**Exercise**
All lines below must be repeated exactly, with the pictures omitted.

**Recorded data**
###

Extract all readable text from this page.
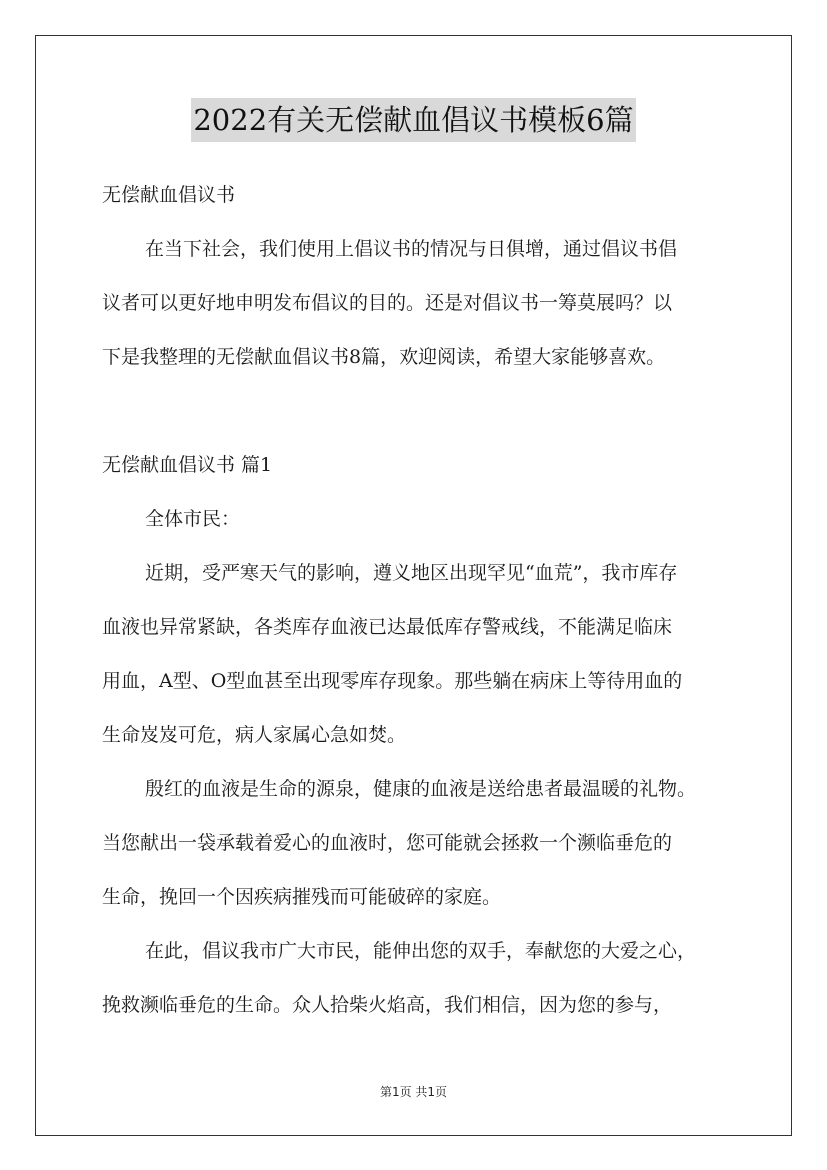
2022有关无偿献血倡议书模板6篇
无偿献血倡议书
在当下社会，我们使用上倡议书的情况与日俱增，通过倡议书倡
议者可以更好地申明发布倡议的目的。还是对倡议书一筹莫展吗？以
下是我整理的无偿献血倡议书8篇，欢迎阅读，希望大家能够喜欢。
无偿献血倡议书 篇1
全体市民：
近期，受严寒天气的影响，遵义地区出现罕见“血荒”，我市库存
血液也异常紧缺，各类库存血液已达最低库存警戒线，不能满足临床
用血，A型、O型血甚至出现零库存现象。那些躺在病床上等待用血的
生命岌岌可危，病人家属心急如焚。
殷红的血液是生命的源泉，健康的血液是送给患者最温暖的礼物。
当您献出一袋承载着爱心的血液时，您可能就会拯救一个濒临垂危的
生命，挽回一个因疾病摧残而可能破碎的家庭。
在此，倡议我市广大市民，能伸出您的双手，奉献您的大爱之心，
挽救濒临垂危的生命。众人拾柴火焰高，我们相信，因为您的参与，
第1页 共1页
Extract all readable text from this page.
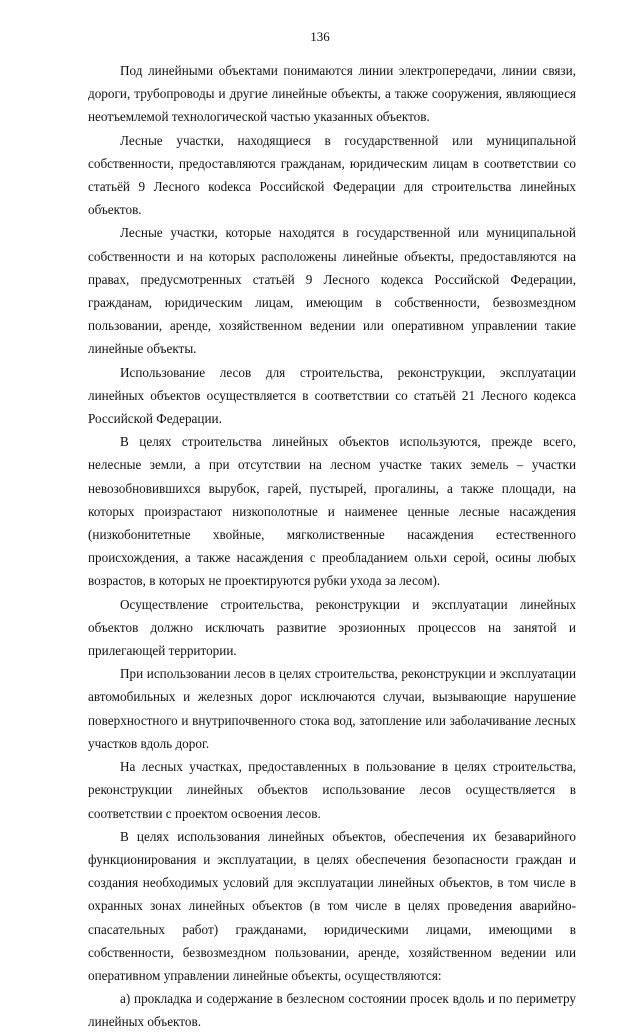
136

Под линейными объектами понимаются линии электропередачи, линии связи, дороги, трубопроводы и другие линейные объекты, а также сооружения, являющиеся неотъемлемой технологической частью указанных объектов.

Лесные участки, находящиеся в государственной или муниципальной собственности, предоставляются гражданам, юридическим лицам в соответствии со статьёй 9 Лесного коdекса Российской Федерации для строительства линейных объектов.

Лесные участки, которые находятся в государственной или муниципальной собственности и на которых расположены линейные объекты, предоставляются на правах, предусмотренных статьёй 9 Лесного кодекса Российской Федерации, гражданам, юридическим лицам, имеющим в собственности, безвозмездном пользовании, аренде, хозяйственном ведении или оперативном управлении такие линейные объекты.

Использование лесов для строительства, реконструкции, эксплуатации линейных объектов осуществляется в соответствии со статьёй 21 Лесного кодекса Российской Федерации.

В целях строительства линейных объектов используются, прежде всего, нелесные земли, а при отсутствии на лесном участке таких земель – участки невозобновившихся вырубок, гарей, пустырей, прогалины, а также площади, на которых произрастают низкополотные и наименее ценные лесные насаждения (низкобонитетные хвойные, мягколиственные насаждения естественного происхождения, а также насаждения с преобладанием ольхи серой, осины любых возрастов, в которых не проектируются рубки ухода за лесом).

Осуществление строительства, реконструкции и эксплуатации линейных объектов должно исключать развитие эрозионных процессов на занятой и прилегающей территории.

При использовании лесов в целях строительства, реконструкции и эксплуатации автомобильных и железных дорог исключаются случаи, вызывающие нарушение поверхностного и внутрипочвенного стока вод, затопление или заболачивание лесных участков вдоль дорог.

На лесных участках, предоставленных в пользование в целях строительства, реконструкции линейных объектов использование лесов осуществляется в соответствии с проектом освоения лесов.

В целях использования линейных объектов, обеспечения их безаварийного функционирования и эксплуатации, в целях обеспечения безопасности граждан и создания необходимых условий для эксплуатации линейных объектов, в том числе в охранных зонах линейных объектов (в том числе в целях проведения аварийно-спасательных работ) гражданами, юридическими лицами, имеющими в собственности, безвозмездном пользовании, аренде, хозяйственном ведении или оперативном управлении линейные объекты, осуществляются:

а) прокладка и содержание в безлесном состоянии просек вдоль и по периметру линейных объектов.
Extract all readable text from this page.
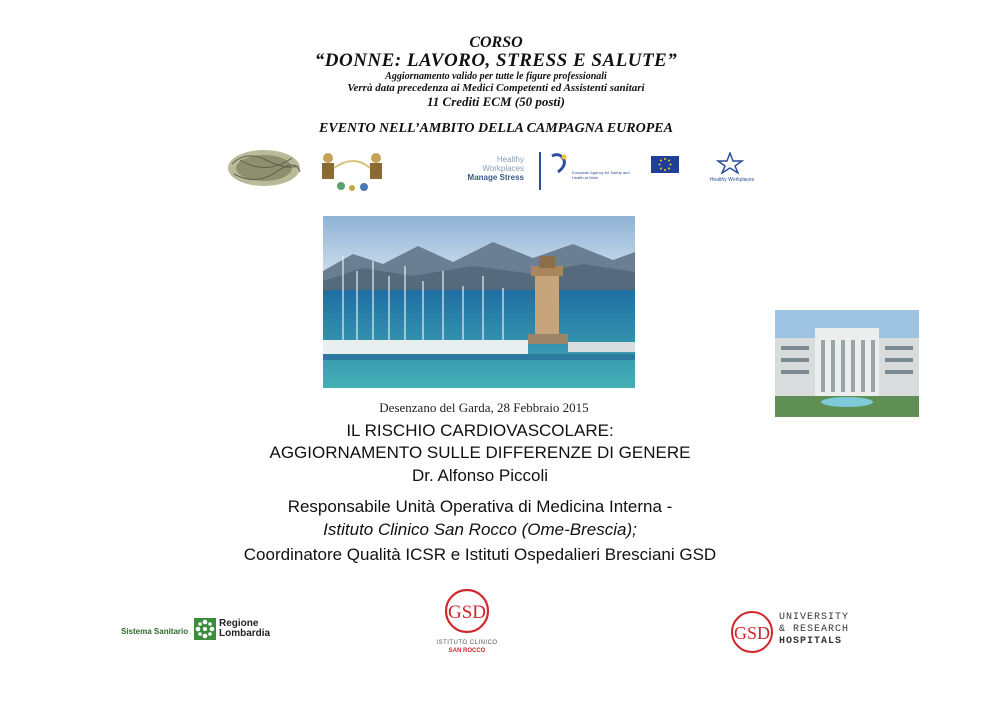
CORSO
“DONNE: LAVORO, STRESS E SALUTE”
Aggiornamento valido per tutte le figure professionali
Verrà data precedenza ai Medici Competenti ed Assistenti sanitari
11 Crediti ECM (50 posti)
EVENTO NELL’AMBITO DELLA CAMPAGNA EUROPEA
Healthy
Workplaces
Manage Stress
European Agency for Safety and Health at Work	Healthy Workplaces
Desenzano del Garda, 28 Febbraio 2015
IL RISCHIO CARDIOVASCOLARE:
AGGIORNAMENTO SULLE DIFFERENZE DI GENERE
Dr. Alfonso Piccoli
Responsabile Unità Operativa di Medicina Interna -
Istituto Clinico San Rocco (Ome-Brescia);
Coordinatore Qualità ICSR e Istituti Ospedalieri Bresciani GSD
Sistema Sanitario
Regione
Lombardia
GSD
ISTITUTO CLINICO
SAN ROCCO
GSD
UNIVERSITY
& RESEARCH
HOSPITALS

###

**Answer for the task**
Extract all readable text from this page.
2022有关无偿献血倡议书模板6篇
无偿献血倡议书
在当下社会，我们使用上倡议书的情况与日俱增，通过倡议书倡
议者可以更好地申明发布倡议的目的。还是对倡议书一筹莫展吗？以
下是我整理的无偿献血倡议书8篇，欢迎阅读，希望大家能够喜欢。
无偿献血倡议书 篇1
全体市民：
近期，受严寒天气的影响，遵义地区出现罕见“血荒”，我市库存
血液也异常紧缺，各类库存血液已达最低库存警戒线，不能满足临床
用血，A型、O型血甚至出现零库存现象。那些躺在病床上等待用血的
生命岌岌可危，病人家属心急如焚。
殷红的血液是生命的源泉，健康的血液是送给患者最温暖的礼物。
当您献出一袋承载着爱心的血液时，您可能就会拯救一个濒临垂危的
生命，挽回一个因疾病摧残而可能破碎的家庭。
在此，倡议我市广大市民，能伸出您的双手，奉献您的大爱之心，
挽救濒临垂危的生命。众人拾柴火焰高，我们相信，因为您的参与，
第1页 共1页
Extract all readable text from this page.
136

Под линейными объектами понимаются линии электропередачи, линии связи, дороги, трубопроводы и другие линейные объекты, а также сооружения, являющиеся неотъемлемой технологической частью указанных объектов.

Лесные участки, находящиеся в государственной или муниципальной собственности, предоставляются гражданам, юридическим лицам в соответствии со статьёй 9 Лесного коdекса Российской Федерации для строительства линейных объектов.

Лесные участки, которые находятся в государственной или муниципальной собственности и на которых расположены линейные объекты, предоставляются на правах, предусмотренных статьёй 9 Лесного кодекса Российской Федерации, гражданам, юридическим лицам, имеющим в собственности, безвозмездном пользовании, аренде, хозяйственном ведении или оперативном управлении такие линейные объекты.

Использование лесов для строительства, реконструкции, эксплуатации линейных объектов осуществляется в соответствии со статьёй 21 Лесного кодекса Российской Федерации.

В целях строительства линейных объектов используются, прежде всего, нелесные земли, а при отсутствии на лесном участке таких земель – участки невозобновившихся вырубок, гарей, пустырей, прогалины, а также площади, на которых произрастают низкополотные и наименее ценные лесные насаждения (низкобонитетные хвойные, мягколиственные насаждения естественного происхождения, а также насаждения с преобладанием ольхи серой, осины любых возрастов, в которых не проектируются рубки ухода за лесом).

Осуществление строительства, реконструкции и эксплуатации линейных объектов должно исключать развитие эрозионных процессов на занятой и прилегающей территории.

При использовании лесов в целях строительства, реконструкции и эксплуатации автомобильных и железных дорог исключаются случаи, вызывающие нарушение поверхностного и внутрипочвенного стока вод, затопление или заболачивание лесных участков вдоль дорог.

На лесных участках, предоставленных в пользование в целях строительства, реконструкции линейных объектов использование лесов осуществляется в соответствии с проектом освоения лесов.

В целях использования линейных объектов, обеспечения их безаварийного функционирования и эксплуатации, в целях обеспечения безопасности граждан и создания необходимых условий для эксплуатации линейных объектов, в том числе в охранных зонах линейных объектов (в том числе в целях проведения аварийно-спасательных работ) гражданами, юридическими лицами, имеющими в собственности, безвозмездном пользовании, аренде, хозяйственном ведении или оперативном управлении линейные объекты, осуществляются:

а) прокладка и содержание в безлесном состоянии просек вдоль и по периметру линейных объектов.
Extract all readable text from this page.
CORSO
“DONNE: LAVORO, STRESS E SALUTE”
Aggiornamento valido per tutte le figure professionali
Verrà data precedenza ai Medici Competenti ed Assistenti sanitari
11 Crediti ECM (50 posti)
EVENTO NELL’AMBITO DELLA CAMPAGNA EUROPEA
Healthy
Workplaces
Manage Stress
European Agency for Safety and Health at Work	Healthy Workplaces
Desenzano del Garda, 28 Febbraio 2015
IL RISCHIO CARDIOVASCOLARE:
AGGIORNAMENTO SULLE DIFFERENZE DI GENERE
Dr. Alfonso Piccoli
Responsabile Unità Operativa di Medicina Interna -
Istituto Clinico San Rocco (Ome-Brescia);
Coordinatore Qualità ICSR e Istituti Ospedalieri Bresciani GSD
Sistema Sanitario
Regione
Lombardia
GSD
ISTITUTO CLINICO
SAN ROCCO
GSD
UNIVERSITY
& RESEARCH
HOSPITALS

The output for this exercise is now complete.